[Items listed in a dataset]
┌──

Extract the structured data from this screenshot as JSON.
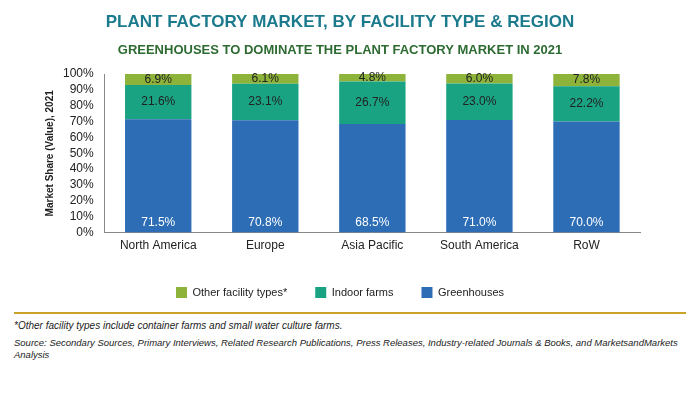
{
  "chart_data": {
    "type": "bar",
    "title": "PLANT FACTORY MARKET, BY FACILITY TYPE & REGION",
    "subtitle": "GREENHOUSES TO DOMINATE THE PLANT FACTORY MARKET IN 2021",
    "y_label": "Market Share (Value), 2021",
    "categories": [
      "North America",
      "Europe",
      "Asia Pacific",
      "South America",
      "RoW"
    ],
    "series": [
      {
        "name": "Greenhouses",
        "color": "#2c6db5",
        "values": [
          71.5,
          70.8,
          68.5,
          71.0,
          70.0
        ],
        "value_labels": [
          "71.5%",
          "70.8%",
          "68.5%",
          "71.0%",
          "70.0%"
        ]
      },
      {
        "name": "Indoor farms",
        "color": "#19a383",
        "values": [
          21.6,
          23.1,
          26.7,
          23.0,
          22.2
        ],
        "value_labels": [
          "21.6%",
          "23.1%",
          "26.7%",
          "23.0%",
          "22.2%"
        ]
      },
      {
        "name": "Other facility types*",
        "color": "#8db33b",
        "values": [
          6.9,
          6.1,
          4.8,
          6.0,
          7.8
        ],
        "value_labels": [
          "6.9%",
          "6.1%",
          "4.8%",
          "6.0%",
          "7.8%"
        ]
      }
    ],
    "ylim": [
      0,
      100
    ],
    "yticks": [
      {
        "value": 0,
        "label": "0%"
      },
      {
        "value": 10,
        "label": "10%"
      },
      {
        "value": 20,
        "label": "20%"
      },
      {
        "value": 30,
        "label": "30%"
      },
      {
        "value": 40,
        "label": "40%"
      },
      {
        "value": 50,
        "label": "50%"
      },
      {
        "value": 60,
        "label": "60%"
      },
      {
        "value": 70,
        "label": "70%"
      },
      {
        "value": 80,
        "label": "80%"
      },
      {
        "value": 90,
        "label": "90%"
      },
      {
        "value": 100,
        "label": "100%"
      }
    ],
    "stacked": true,
    "grid": false,
    "data_labels": true,
    "legend": "bottom",
    "footnote": "*Other facility types include container farms and small water culture farms.",
    "source": "Source: Secondary Sources, Primary Interviews, Related Research Publications, Press Releases, Industry-related Journals & Books, and MarketsandMarkets Analysis"
  }
}
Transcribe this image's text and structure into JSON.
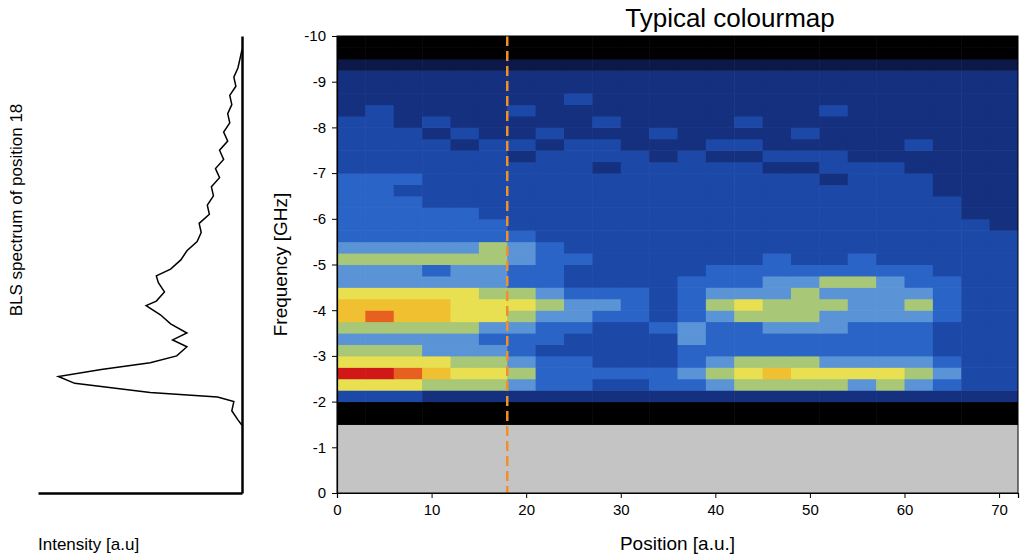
{
  "chart_data": [
    {
      "type": "heatmap",
      "title": "Typical colourmap",
      "x_label": "Position [a.u.]",
      "y_label": "Frequency [GHz]",
      "xlim": [
        0,
        72
      ],
      "ylim": [
        0,
        -10
      ],
      "xticks": [
        0,
        10,
        20,
        30,
        40,
        50,
        60,
        70
      ],
      "yticks": [
        0,
        -1,
        -2,
        -3,
        -4,
        -5,
        -6,
        -7,
        -8,
        -9,
        -10
      ],
      "zlim": [
        0,
        10
      ],
      "vlines": [
        18
      ],
      "x_edges": [
        0,
        3,
        6,
        9,
        12,
        15,
        18,
        21,
        24,
        27,
        30,
        33,
        36,
        39,
        42,
        45,
        48,
        51,
        54,
        57,
        60,
        63,
        66,
        69,
        72
      ],
      "y_edges": [
        -1.5,
        -1.75,
        -2,
        -2.25,
        -2.5,
        -2.75,
        -3,
        -3.25,
        -3.5,
        -3.75,
        -4,
        -4.25,
        -4.5,
        -4.75,
        -5,
        -5.25,
        -5.5,
        -5.75,
        -6,
        -6.25,
        -6.5,
        -6.75,
        -7,
        -7.25,
        -7.5,
        -7.75,
        -8,
        -8.25,
        -8.5,
        -8.75,
        -9,
        -9.25,
        -9.5,
        -9.75,
        -10
      ],
      "z": [
        [
          0,
          0,
          0,
          0,
          0,
          0,
          0,
          0,
          0,
          0,
          0,
          0,
          0,
          0,
          0,
          0,
          0,
          0,
          0,
          0,
          0,
          0,
          0,
          0
        ],
        [
          0,
          0,
          0,
          0,
          0,
          0,
          0,
          0,
          0,
          0,
          0,
          0,
          0,
          0,
          0,
          0,
          0,
          0,
          0,
          0,
          0,
          0,
          0,
          0
        ],
        [
          3,
          3,
          3,
          2,
          2,
          2,
          2,
          2,
          2,
          2,
          2,
          2,
          2,
          2,
          2,
          2,
          2,
          2,
          2,
          2,
          2,
          2,
          2,
          2
        ],
        [
          7,
          7,
          7,
          6,
          6,
          6,
          5,
          4,
          4,
          3,
          3,
          4,
          4,
          5,
          6,
          6,
          6,
          6,
          5,
          6,
          5,
          4,
          3,
          3
        ],
        [
          10,
          10,
          9,
          8,
          7,
          7,
          6,
          4,
          4,
          4,
          4,
          4,
          5,
          6,
          7,
          8,
          7,
          7,
          7,
          7,
          6,
          5,
          3,
          3
        ],
        [
          7,
          7,
          7,
          7,
          6,
          6,
          5,
          4,
          4,
          3,
          3,
          3,
          4,
          5,
          6,
          6,
          6,
          5,
          5,
          5,
          5,
          4,
          3,
          3
        ],
        [
          6,
          6,
          6,
          5,
          5,
          5,
          4,
          3,
          3,
          3,
          3,
          3,
          4,
          4,
          4,
          4,
          4,
          4,
          4,
          4,
          4,
          3,
          3,
          3
        ],
        [
          5,
          5,
          5,
          5,
          5,
          4,
          4,
          4,
          3,
          3,
          3,
          3,
          5,
          4,
          4,
          4,
          4,
          4,
          4,
          4,
          4,
          3,
          3,
          3
        ],
        [
          6,
          6,
          6,
          6,
          6,
          5,
          5,
          4,
          4,
          3,
          3,
          4,
          5,
          4,
          4,
          5,
          5,
          5,
          4,
          4,
          4,
          3,
          3,
          3
        ],
        [
          8,
          9,
          8,
          8,
          7,
          7,
          6,
          5,
          5,
          4,
          4,
          3,
          4,
          5,
          6,
          6,
          6,
          5,
          5,
          5,
          5,
          4,
          3,
          3
        ],
        [
          8,
          8,
          8,
          8,
          7,
          7,
          7,
          6,
          5,
          5,
          4,
          3,
          4,
          6,
          7,
          6,
          6,
          6,
          5,
          5,
          6,
          4,
          3,
          3
        ],
        [
          7,
          7,
          7,
          7,
          7,
          6,
          6,
          5,
          4,
          4,
          4,
          3,
          4,
          5,
          5,
          5,
          6,
          5,
          5,
          5,
          5,
          4,
          3,
          3
        ],
        [
          5,
          5,
          5,
          5,
          5,
          5,
          4,
          4,
          3,
          3,
          3,
          3,
          4,
          4,
          4,
          5,
          5,
          6,
          6,
          5,
          4,
          4,
          3,
          3
        ],
        [
          5,
          5,
          5,
          4,
          5,
          5,
          4,
          4,
          3,
          3,
          3,
          3,
          3,
          4,
          4,
          4,
          4,
          4,
          4,
          4,
          4,
          3,
          3,
          3
        ],
        [
          6,
          6,
          6,
          6,
          6,
          6,
          5,
          4,
          4,
          3,
          3,
          3,
          3,
          3,
          3,
          4,
          3,
          3,
          4,
          3,
          3,
          3,
          3,
          3
        ],
        [
          5,
          5,
          5,
          5,
          5,
          6,
          5,
          4,
          3,
          3,
          3,
          3,
          3,
          3,
          3,
          3,
          3,
          3,
          3,
          3,
          3,
          3,
          3,
          3
        ],
        [
          4,
          4,
          4,
          4,
          4,
          4,
          4,
          3,
          3,
          3,
          3,
          3,
          3,
          3,
          3,
          3,
          3,
          3,
          3,
          3,
          3,
          3,
          3,
          3
        ],
        [
          4,
          4,
          4,
          4,
          4,
          4,
          3,
          3,
          3,
          3,
          3,
          3,
          3,
          3,
          3,
          3,
          3,
          3,
          3,
          3,
          3,
          3,
          3,
          2
        ],
        [
          4,
          4,
          4,
          4,
          4,
          3,
          3,
          3,
          3,
          3,
          3,
          3,
          3,
          3,
          3,
          3,
          3,
          3,
          3,
          3,
          3,
          3,
          2,
          2
        ],
        [
          4,
          4,
          4,
          3,
          3,
          3,
          3,
          3,
          3,
          3,
          3,
          3,
          3,
          3,
          3,
          3,
          3,
          3,
          3,
          3,
          3,
          3,
          2,
          2
        ],
        [
          4,
          4,
          3,
          3,
          3,
          3,
          3,
          3,
          3,
          3,
          3,
          3,
          3,
          3,
          3,
          3,
          3,
          3,
          3,
          3,
          3,
          2,
          2,
          2
        ],
        [
          4,
          4,
          4,
          3,
          3,
          3,
          3,
          3,
          3,
          3,
          3,
          3,
          3,
          3,
          3,
          3,
          3,
          2,
          3,
          3,
          3,
          2,
          2,
          2
        ],
        [
          3,
          3,
          3,
          3,
          3,
          3,
          3,
          3,
          3,
          2,
          3,
          3,
          3,
          3,
          3,
          2,
          2,
          3,
          3,
          3,
          2,
          2,
          2,
          2
        ],
        [
          3,
          3,
          3,
          3,
          3,
          3,
          2,
          3,
          3,
          3,
          3,
          2,
          3,
          2,
          2,
          3,
          3,
          3,
          2,
          2,
          2,
          2,
          2,
          2
        ],
        [
          3,
          3,
          3,
          3,
          2,
          3,
          3,
          2,
          3,
          3,
          2,
          2,
          2,
          3,
          3,
          2,
          2,
          2,
          2,
          2,
          3,
          2,
          2,
          2
        ],
        [
          3,
          3,
          3,
          2,
          3,
          2,
          2,
          3,
          2,
          2,
          2,
          3,
          2,
          2,
          2,
          2,
          3,
          2,
          2,
          2,
          2,
          2,
          2,
          2
        ],
        [
          3,
          3,
          2,
          3,
          2,
          2,
          2,
          2,
          2,
          3,
          2,
          2,
          2,
          2,
          3,
          2,
          2,
          2,
          2,
          2,
          2,
          2,
          2,
          2
        ],
        [
          2,
          3,
          2,
          2,
          2,
          2,
          3,
          2,
          2,
          2,
          2,
          2,
          2,
          2,
          2,
          2,
          2,
          3,
          2,
          2,
          2,
          2,
          2,
          2
        ],
        [
          2,
          2,
          2,
          2,
          2,
          2,
          2,
          2,
          3,
          2,
          2,
          2,
          2,
          2,
          2,
          2,
          2,
          2,
          2,
          2,
          2,
          2,
          2,
          2
        ],
        [
          2,
          2,
          2,
          2,
          2,
          2,
          2,
          2,
          2,
          2,
          2,
          2,
          2,
          2,
          2,
          2,
          2,
          2,
          2,
          2,
          2,
          2,
          2,
          2
        ],
        [
          2,
          2,
          2,
          2,
          2,
          2,
          2,
          2,
          2,
          2,
          2,
          2,
          2,
          2,
          2,
          2,
          2,
          2,
          2,
          2,
          2,
          2,
          2,
          2
        ],
        [
          1,
          1,
          1,
          1,
          1,
          1,
          1,
          1,
          1,
          1,
          1,
          1,
          1,
          1,
          1,
          1,
          1,
          1,
          1,
          1,
          1,
          1,
          1,
          1
        ],
        [
          0,
          0,
          0,
          0,
          0,
          0,
          0,
          0,
          0,
          0,
          0,
          0,
          0,
          0,
          0,
          0,
          0,
          0,
          0,
          0,
          0,
          0,
          0,
          0
        ],
        [
          0,
          0,
          0,
          0,
          0,
          0,
          0,
          0,
          0,
          0,
          0,
          0,
          0,
          0,
          0,
          0,
          0,
          0,
          0,
          0,
          0,
          0,
          0,
          0
        ]
      ]
    },
    {
      "type": "line",
      "orientation": "horizontal",
      "x_label": "Intensity [a.u]",
      "y_label": "BLS spectrum of position 18",
      "tick_labels": false,
      "color": "#000000",
      "xlim": [
        10,
        0
      ],
      "ylim": [
        0,
        -10
      ],
      "y": [
        -1.48,
        -1.6,
        -1.8,
        -2.0,
        -2.1,
        -2.2,
        -2.4,
        -2.55,
        -2.7,
        -2.85,
        -3.0,
        -3.2,
        -3.35,
        -3.5,
        -3.7,
        -3.9,
        -4.1,
        -4.2,
        -4.4,
        -4.6,
        -4.75,
        -4.9,
        -5.1,
        -5.3,
        -5.5,
        -5.7,
        -5.9,
        -6.1,
        -6.3,
        -6.5,
        -6.7,
        -6.9,
        -7.1,
        -7.3,
        -7.5,
        -7.7,
        -7.9,
        -8.1,
        -8.3,
        -8.5,
        -8.7,
        -8.9,
        -9.1,
        -9.3,
        -9.5,
        -9.7
      ],
      "values": [
        0,
        0.2,
        0.5,
        0.4,
        1.2,
        4.5,
        8.2,
        9.0,
        6.9,
        4.5,
        3.2,
        2.7,
        3.4,
        2.7,
        3.5,
        4.0,
        4.7,
        4.2,
        3.8,
        4.1,
        4.2,
        3.5,
        3.0,
        2.7,
        2.2,
        2.0,
        2.1,
        1.6,
        1.7,
        1.4,
        1.5,
        1.1,
        1.3,
        0.9,
        1.1,
        0.7,
        0.9,
        0.6,
        0.7,
        0.5,
        0.6,
        0.3,
        0.4,
        0.2,
        0.1,
        0
      ]
    }
  ]
}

└──

* [The task]:
Say how many lines of the data hold the string "name". Reply with the number alone.

* [Result below]:
3